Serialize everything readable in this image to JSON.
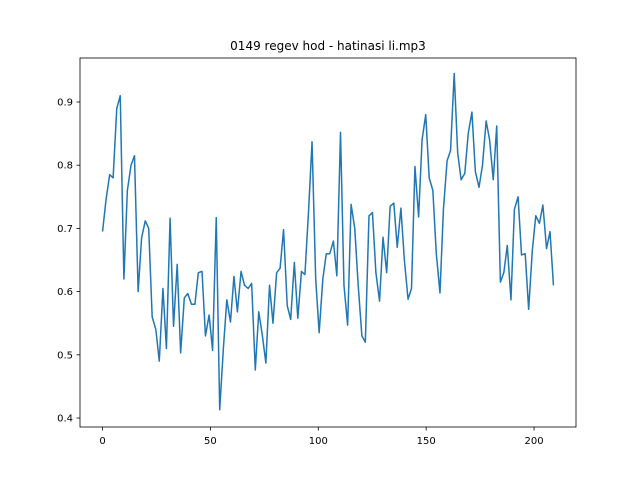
{
  "chart_data": {
    "type": "line",
    "title": "0149 regev hod - hatinasi li.mp3",
    "x": [
      0,
      1.6,
      3.3,
      4.9,
      6.6,
      8.2,
      9.9,
      11.5,
      13.2,
      14.8,
      16.5,
      18.1,
      19.8,
      21.4,
      23.0,
      24.7,
      26.3,
      28.0,
      29.6,
      31.3,
      32.9,
      34.6,
      36.2,
      37.9,
      39.5,
      41.2,
      42.8,
      44.4,
      46.1,
      47.7,
      49.4,
      51.0,
      52.7,
      54.3,
      56.0,
      57.6,
      59.3,
      60.9,
      62.5,
      64.2,
      65.8,
      67.5,
      69.1,
      70.8,
      72.4,
      74.1,
      75.7,
      77.4,
      79.0,
      80.7,
      82.3,
      83.9,
      85.6,
      87.2,
      88.9,
      90.5,
      92.2,
      93.8,
      95.5,
      97.1,
      98.8,
      100.4,
      102.1,
      103.7,
      105.3,
      107.0,
      108.6,
      110.3,
      111.9,
      113.6,
      115.2,
      116.9,
      118.5,
      120.2,
      121.8,
      123.5,
      125.1,
      126.7,
      128.4,
      130.0,
      131.7,
      133.3,
      135.0,
      136.6,
      138.3,
      139.9,
      141.6,
      143.2,
      144.8,
      146.5,
      148.1,
      149.8,
      151.4,
      153.1,
      154.7,
      156.4,
      158.0,
      159.7,
      161.3,
      163.0,
      164.6,
      166.2,
      167.9,
      169.5,
      171.2,
      172.8,
      174.5,
      176.1,
      177.8,
      179.4,
      181.1,
      182.7,
      184.4,
      186.0,
      187.6,
      189.3,
      190.9,
      192.6,
      194.2,
      195.9,
      197.5,
      199.2,
      200.8,
      202.5,
      204.1,
      205.8,
      207.4,
      209.0
    ],
    "series": [
      {
        "color": "#1f77b4",
        "values": [
          0.695,
          0.745,
          0.785,
          0.78,
          0.89,
          0.91,
          0.62,
          0.76,
          0.8,
          0.815,
          0.6,
          0.685,
          0.712,
          0.7,
          0.56,
          0.54,
          0.49,
          0.605,
          0.51,
          0.716,
          0.545,
          0.643,
          0.503,
          0.59,
          0.597,
          0.58,
          0.58,
          0.63,
          0.632,
          0.53,
          0.563,
          0.507,
          0.717,
          0.413,
          0.51,
          0.587,
          0.552,
          0.624,
          0.568,
          0.632,
          0.61,
          0.605,
          0.613,
          0.476,
          0.568,
          0.53,
          0.487,
          0.61,
          0.55,
          0.63,
          0.637,
          0.698,
          0.578,
          0.556,
          0.646,
          0.558,
          0.632,
          0.627,
          0.728,
          0.837,
          0.62,
          0.535,
          0.62,
          0.66,
          0.66,
          0.68,
          0.625,
          0.852,
          0.61,
          0.547,
          0.738,
          0.7,
          0.61,
          0.53,
          0.52,
          0.72,
          0.725,
          0.63,
          0.585,
          0.686,
          0.63,
          0.735,
          0.74,
          0.67,
          0.732,
          0.65,
          0.588,
          0.605,
          0.798,
          0.718,
          0.84,
          0.88,
          0.78,
          0.76,
          0.66,
          0.598,
          0.73,
          0.807,
          0.823,
          0.945,
          0.82,
          0.777,
          0.787,
          0.85,
          0.884,
          0.79,
          0.765,
          0.8,
          0.87,
          0.84,
          0.777,
          0.862,
          0.615,
          0.63,
          0.673,
          0.587,
          0.73,
          0.75,
          0.658,
          0.66,
          0.572,
          0.665,
          0.72,
          0.708,
          0.737,
          0.668,
          0.695,
          0.61
        ]
      }
    ],
    "xlim": [
      -10.45,
      219.45
    ],
    "ylim": [
      0.3858,
      0.9696
    ],
    "xticks": [
      0,
      50,
      100,
      150,
      200
    ],
    "yticks": [
      0.4,
      0.5,
      0.6,
      0.7,
      0.8,
      0.9
    ]
  }
}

What you need to do: Repeat the material verbatim. Do not carry over any picture.

Expected answer:
Serialize everything readable in this image to JSON.
{
  "chart_data": {
    "type": "line",
    "title": "0149 regev hod - hatinasi li.mp3",
    "x": [
      0,
      1.6,
      3.3,
      4.9,
      6.6,
      8.2,
      9.9,
      11.5,
      13.2,
      14.8,
      16.5,
      18.1,
      19.8,
      21.4,
      23.0,
      24.7,
      26.3,
      28.0,
      29.6,
      31.3,
      32.9,
      34.6,
      36.2,
      37.9,
      39.5,
      41.2,
      42.8,
      44.4,
      46.1,
      47.7,
      49.4,
      51.0,
      52.7,
      54.3,
      56.0,
      57.6,
      59.3,
      60.9,
      62.5,
      64.2,
      65.8,
      67.5,
      69.1,
      70.8,
      72.4,
      74.1,
      75.7,
      77.4,
      79.0,
      80.7,
      82.3,
      83.9,
      85.6,
      87.2,
      88.9,
      90.5,
      92.2,
      93.8,
      95.5,
      97.1,
      98.8,
      100.4,
      102.1,
      103.7,
      105.3,
      107.0,
      108.6,
      110.3,
      111.9,
      113.6,
      115.2,
      116.9,
      118.5,
      120.2,
      121.8,
      123.5,
      125.1,
      126.7,
      128.4,
      130.0,
      131.7,
      133.3,
      135.0,
      136.6,
      138.3,
      139.9,
      141.6,
      143.2,
      144.8,
      146.5,
      148.1,
      149.8,
      151.4,
      153.1,
      154.7,
      156.4,
      158.0,
      159.7,
      161.3,
      163.0,
      164.6,
      166.2,
      167.9,
      169.5,
      171.2,
      172.8,
      174.5,
      176.1,
      177.8,
      179.4,
      181.1,
      182.7,
      184.4,
      186.0,
      187.6,
      189.3,
      190.9,
      192.6,
      194.2,
      195.9,
      197.5,
      199.2,
      200.8,
      202.5,
      204.1,
      205.8,
      207.4,
      209.0
    ],
    "series": [
      {
        "color": "#1f77b4",
        "values": [
          0.695,
          0.745,
          0.785,
          0.78,
          0.89,
          0.91,
          0.62,
          0.76,
          0.8,
          0.815,
          0.6,
          0.685,
          0.712,
          0.7,
          0.56,
          0.54,
          0.49,
          0.605,
          0.51,
          0.716,
          0.545,
          0.643,
          0.503,
          0.59,
          0.597,
          0.58,
          0.58,
          0.63,
          0.632,
          0.53,
          0.563,
          0.507,
          0.717,
          0.413,
          0.51,
          0.587,
          0.552,
          0.624,
          0.568,
          0.632,
          0.61,
          0.605,
          0.613,
          0.476,
          0.568,
          0.53,
          0.487,
          0.61,
          0.55,
          0.63,
          0.637,
          0.698,
          0.578,
          0.556,
          0.646,
          0.558,
          0.632,
          0.627,
          0.728,
          0.837,
          0.62,
          0.535,
          0.62,
          0.66,
          0.66,
          0.68,
          0.625,
          0.852,
          0.61,
          0.547,
          0.738,
          0.7,
          0.61,
          0.53,
          0.52,
          0.72,
          0.725,
          0.63,
          0.585,
          0.686,
          0.63,
          0.735,
          0.74,
          0.67,
          0.732,
          0.65,
          0.588,
          0.605,
          0.798,
          0.718,
          0.84,
          0.88,
          0.78,
          0.76,
          0.66,
          0.598,
          0.73,
          0.807,
          0.823,
          0.945,
          0.82,
          0.777,
          0.787,
          0.85,
          0.884,
          0.79,
          0.765,
          0.8,
          0.87,
          0.84,
          0.777,
          0.862,
          0.615,
          0.63,
          0.673,
          0.587,
          0.73,
          0.75,
          0.658,
          0.66,
          0.572,
          0.665,
          0.72,
          0.708,
          0.737,
          0.668,
          0.695,
          0.61
        ]
      }
    ],
    "xlim": [
      -10.45,
      219.45
    ],
    "ylim": [
      0.3858,
      0.9696
    ],
    "xticks": [
      0,
      50,
      100,
      150,
      200
    ],
    "yticks": [
      0.4,
      0.5,
      0.6,
      0.7,
      0.8,
      0.9
    ]
  }
}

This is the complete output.